**WHAT NEEDS TO BE DONE:** Identify the lines that contain the string "Bonus", then copy each of them.

**EXTRACTED MATERIAL:**
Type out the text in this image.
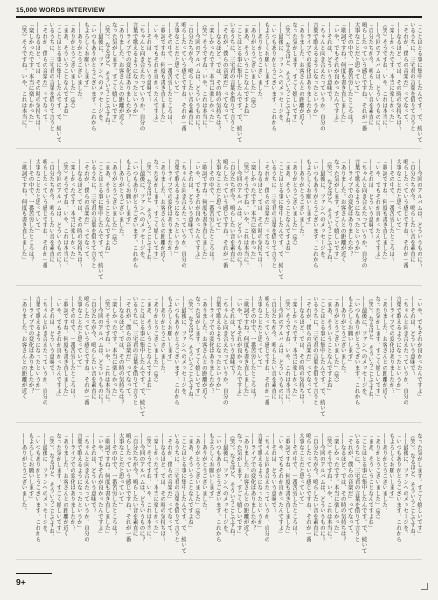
15,000 WORDS INTERVIEW
「ことはとる事に集中したんです。で、続いて
いるうちに、三宅君の言葉を借りて言うと
「それが、僕らの音楽だ」ってなって。
——なるほど。では、その時の気持ちは？
「楽しかったです。本当に楽しかった」
（笑）そうですね。いや、これは本当に。
——今回のアルバムは、どういうものに？
「自分たちが今、鳴らしたい音を素直に
鳴らしたっていう感じですね。それが一番
大事なことだと思っていて」
——その中で、一番苦労したところは？
「歌詞ですね。何度も書き直しました」
「いや、でもそれが良かったんですよ」
——それは、どういう意味で？
「ちゃんと向き合えたっていうか。自分の
言葉で歌えるようになったというか」
——ライブでの変化はありましたか？
「ありました。お客さんとの距離が近く
なった気がします。すごく嬉しいです」
（笑）。なるほど、そういうことですね。
——最後に、ファンへのメッセージを。
「いつもありがとうございます。これから
もよろしくお願いします」
——ありがとうございました。
「ありがとうございました」（笑）
「まあ、そういうことなんですよね」
「ことはとる事に集中したんです。で、続いて
いるうちに、三宅君の言葉を借りて言うと
「それが、僕らの音楽だ」ってなって。
——なるほど。では、その時の気持ちは？
「楽しかったです。本当に楽しかった」
（笑）そうですね。いや、これは本当に。
——今回のアルバムは、どういうものに？
「自分たちが今、鳴らしたい音を素直に
鳴らしたっていう感じですね。それが一番
大事なことだと思っていて」
——その中で、一番苦労したところは？
「歌詞ですね。何度も書き直しました」
「いや、でもそれが良かったんですよ」
——それは、どういう意味で？
「ちゃんと向き合えたっていうか。自分の
言葉で歌えるようになったというか」
——ライブでの変化はありましたか？
「ありました。お客さんとの距離が近く
なった気がします。すごく嬉しいです」
（笑）。なるほど、そういうことですね。
——最後に、ファンへのメッセージを。
「いつもありがとうございます。これから
もよろしくお願いします」
——ありがとうございました。
「ありがとうございました」（笑）
「まあ、そういうことなんですよね」
「ことはとる事に集中したんです。で、続いて
いるうちに、三宅君の言葉を借りて言うと
「それが、僕らの音楽だ」ってなって。
——なるほど。では、その時の気持ちは？
「楽しかったです。本当に楽しかった」
（笑）そうですね。いや、これは本当に。
——今回のアルバムは、どういうものに？
「自分たちが今、鳴らしたい音を素直に
鳴らしたっていう感じですね。それが一番
大事なことだと思っていて」
——その中で、一番苦労したところは？
「歌詞ですね。何度も書き直しました」
「いや、でもそれが良かったんですよ」
——それは、どういう意味で？
「ちゃんと向き合えたっていうか。自分の
言葉で歌えるようになったというか」
——ライブでの変化はありましたか？
「ありました。お客さんとの距離が近く
なった気がします。すごく嬉しいです」
（笑）。なるほど、そういうことですね。
——最後に、ファンへのメッセージを。
「いつもありがとうございます。これから
もよろしくお願いします」
——ありがとうございました。
「ありがとうございました」（笑）
「まあ、そういうことなんですよね」
「ことはとる事に集中したんです。で、続いて
いるうちに、三宅君の言葉を借りて言うと
「それが、僕らの音楽だ」ってなって。
——なるほど。では、その時の気持ちは？
「楽しかったです。本当に楽しかった」
（笑）そうですね。いや、これは本当に。
——今回のアルバムは、どういうものに？
「自分たちが今、鳴らしたい音を素直に
鳴らしたっていう感じですね。それが一番
大事なことだと思っていて」
——その中で、一番苦労したところは？
「歌詞ですね。何度も書き直しました」
「いや、でもそれが良かったんですよ」
——それは、どういう意味で？
「ちゃんと向き合えたっていうか。自分の
言葉で歌えるようになったというか」
——ライブでの変化はありましたか？
「ありました。お客さんとの距離が近く
なった気がします。すごく嬉しいです」
（笑）。なるほど、そういうことですね。
——最後に、ファンへのメッセージを。
「いつもありがとうございます。これから
もよろしくお願いします」
——ありがとうございました。
「ありがとうございました」（笑）
「まあ、そういうことなんですよね」
「ことはとる事に集中したんです。で、続いて
いるうちに、三宅君の言葉を借りて言うと
「それが、僕らの音楽だ」ってなって。
——なるほど。では、その時の気持ちは？
「楽しかったです。本当に楽しかった」
（笑）そうですね。いや、これは本当に。
——今回のアルバムは、どういうものに？
「自分たちが今、鳴らしたい音を素直に
鳴らしたっていう感じですね。それが一番
大事なことだと思っていて」
——その中で、一番苦労したところは？
「歌詞ですね。何度も書き直しました」
「いや、でもそれが良かったんですよ」
——それは、どういう意味で？
「ちゃんと向き合えたっていうか。自分の
言葉で歌えるようになったというか」
——ライブでの変化はありましたか？
「ありました。お客さんとの距離が近く
なった気がします。すごく嬉しいです」
（笑）。なるほど、そういうことですね。
——最後に、ファンへのメッセージを。
「いつもありがとうございます。これから
もよろしくお願いします」
——ありがとうございました。
「ありがとうございました」（笑）
「まあ、そういうことなんですよね」
「ことはとる事に集中したんです。で、続いて
いるうちに、三宅君の言葉を借りて言うと
「それが、僕らの音楽だ」ってなって。
——なるほど。では、その時の気持ちは？
「楽しかったです。本当に楽しかった」
（笑）そうですね。いや、これは本当に。
——今回のアルバムは、どういうものに？
「自分たちが今、鳴らしたい音を素直に
鳴らしたっていう感じですね。それが一番
大事なことだと思っていて」
——その中で、一番苦労したところは？
「歌詞ですね。何度も書き直しました」
「いや、でもそれが良かったんですよ」
——それは、どういう意味で？
「ちゃんと向き合えたっていうか。自分の
言葉で歌えるようになったというか」
——ライブでの変化はありましたか？
「ありました。お客さんとの距離が近く
なった気がします。すごく嬉しいです」
（笑）。なるほど、そういうことですね。
——最後に、ファンへのメッセージを。
「いつもありがとうございます。これから
もよろしくお願いします」
——ありがとうございました。
「ありがとうございました」（笑）
「まあ、そういうことなんですよね」
「ことはとる事に集中したんです。で、続いて
いるうちに、三宅君の言葉を借りて言うと
「それが、僕らの音楽だ」ってなって。
——なるほど。では、その時の気持ちは？
「楽しかったです。本当に楽しかった」
（笑）そうですね。いや、これは本当に。
——今回のアルバムは、どういうものに？
「自分たちが今、鳴らしたい音を素直に
鳴らしたっていう感じですね。それが一番
大事なことだと思っていて」
——その中で、一番苦労したところは？
「歌詞ですね。何度も書き直しました」
「いや、でもそれが良かったんですよ」
——それは、どういう意味で？
「ちゃんと向き合えたっていうか。自分の
言葉で歌えるようになったというか」
——ライブでの変化はありましたか？
「ありました。お客さんとの距離が近く
なった気がします。すごく嬉しいです」
（笑）。なるほど、そういうことですね。
——最後に、ファンへのメッセージを。
「いつもありがとうございます。これから
もよろしくお願いします」
——ありがとうございました。
「ありがとうございました」（笑）
「まあ、そういうことなんですよね」
「ことはとる事に集中したんです。で、続いて
いるうちに、三宅君の言葉を借りて言うと
「それが、僕らの音楽だ」ってなって。
——なるほど。では、その時の気持ちは？
「楽しかったです。本当に楽しかった」
（笑）そうですね。いや、これは本当に。
——今回のアルバムは、どういうものに？
「自分たちが今、鳴らしたい音を素直に
鳴らしたっていう感じですね。それが一番
大事なことだと思っていて」
——その中で、一番苦労したところは？
「歌詞ですね。何度も書き直しました」
「いや、でもそれが良かったんですよ」
——それは、どういう意味で？
「ちゃんと向き合えたっていうか。自分の
言葉で歌えるようになったというか」
——ライブでの変化はありましたか？
「ありました。お客さんとの距離が近く
なった気がします。すごく嬉しいです」
（笑）。なるほど、そういうことですね。
——最後に、ファンへのメッセージを。
「いつもありがとうございます。これから
もよろしくお願いします」
——ありがとうございました。
「ありがとうございました」（笑）
「まあ、そういうことなんですよね」
「ことはとる事に集中したんです。で、続いて
いるうちに、三宅君の言葉を借りて言うと
「それが、僕らの音楽だ」ってなって。
——なるほど。では、その時の気持ちは？
「楽しかったです。本当に楽しかった」
（笑）そうですね。いや、これは本当に。
——今回のアルバムは、どういうものに？
「自分たちが今、鳴らしたい音を素直に
鳴らしたっていう感じですね。それが一番
大事なことだと思っていて」
——その中で、一番苦労したところは？
「歌詞ですね。何度も書き直しました」
「いや、でもそれが良かったんですよ」
——それは、どういう意味で？
「ちゃんと向き合えたっていうか。自分の
言葉で歌えるようになったというか」
——ライブでの変化はありましたか？
「ありました。お客さんとの距離が近く
なった気がします。すごく嬉しいです」
（笑）。なるほど、そういうことですね。
——最後に、ファンへのメッセージを。
「いつもありがとうございます。これから
もよろしくお願いします」
——ありがとうございました。
9+
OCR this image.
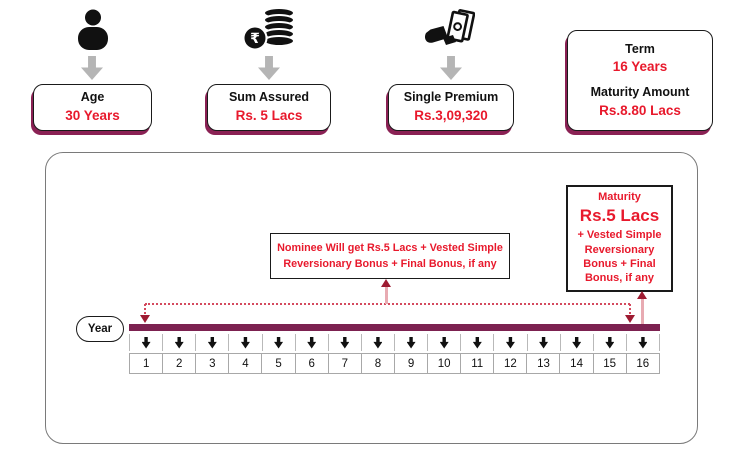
Age
30 Years
₹
Sum Assured
Rs. 5 Lacs
Single Premium
Rs.3,09,320
Term
16 Years
Maturity Amount
Rs.8.80 Lacs
Nominee Will get Rs.5 Lacs + Vested Simple
Reversionary Bonus + Final Bonus, if any
Maturity
Rs.5 Lacs
+ Vested Simple Reversionary Bonus + Final Bonus, if any
Year
1	2	3	4	5	6	7	8	9	10	11	12	13	14	15	16
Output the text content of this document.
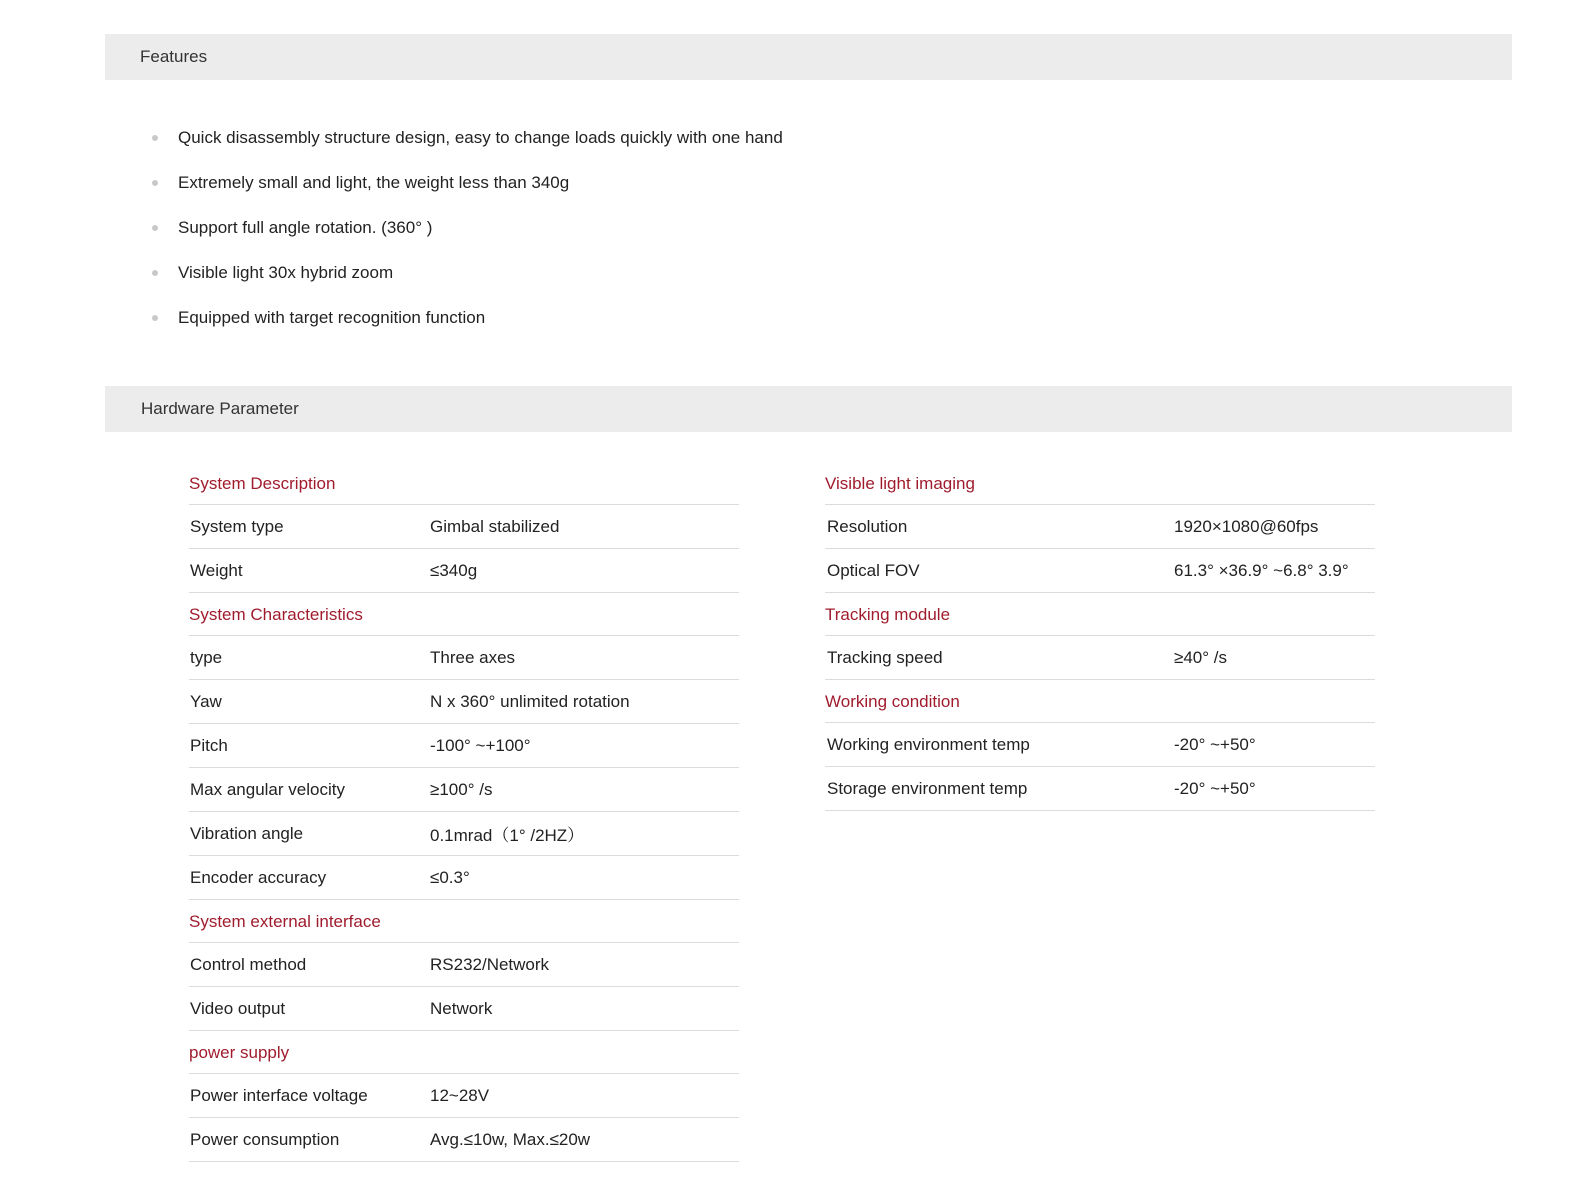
Features
Quick disassembly structure design, easy to change loads quickly with one hand
Extremely small and light, the weight less than 340g
Support full angle rotation. (360° )
Visible light 30x hybrid zoom
Equipped with target recognition function
Hardware Parameter
System Description
System type	Gimbal stabilized
Weight	≤340g
System Characteristics
type	Three axes
Yaw	N x 360° unlimited rotation
Pitch	-100° ~+100°
Max angular velocity	≥100° /s
Vibration angle	0.1mrad（1° /2HZ）
Encoder accuracy	≤0.3°
System external interface
Control method	RS232/Network
Video output	Network
power supply
Power interface voltage	12~28V
Power consumption	Avg.≤10w, Max.≤20w
Visible light imaging
Resolution	1920×1080@60fps
Optical FOV	61.3° ×36.9° ~6.8° 3.9°
Tracking module
Tracking speed	≥40° /s
Working condition
Working environment temp	-20° ~+50°
Storage environment temp	-20° ~+50°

**WRITTEN REPLY:**
Reversionary Bonus + Final Bonus, if any
+ Vested Simple Reversionary Bonus + Final Bonus, if any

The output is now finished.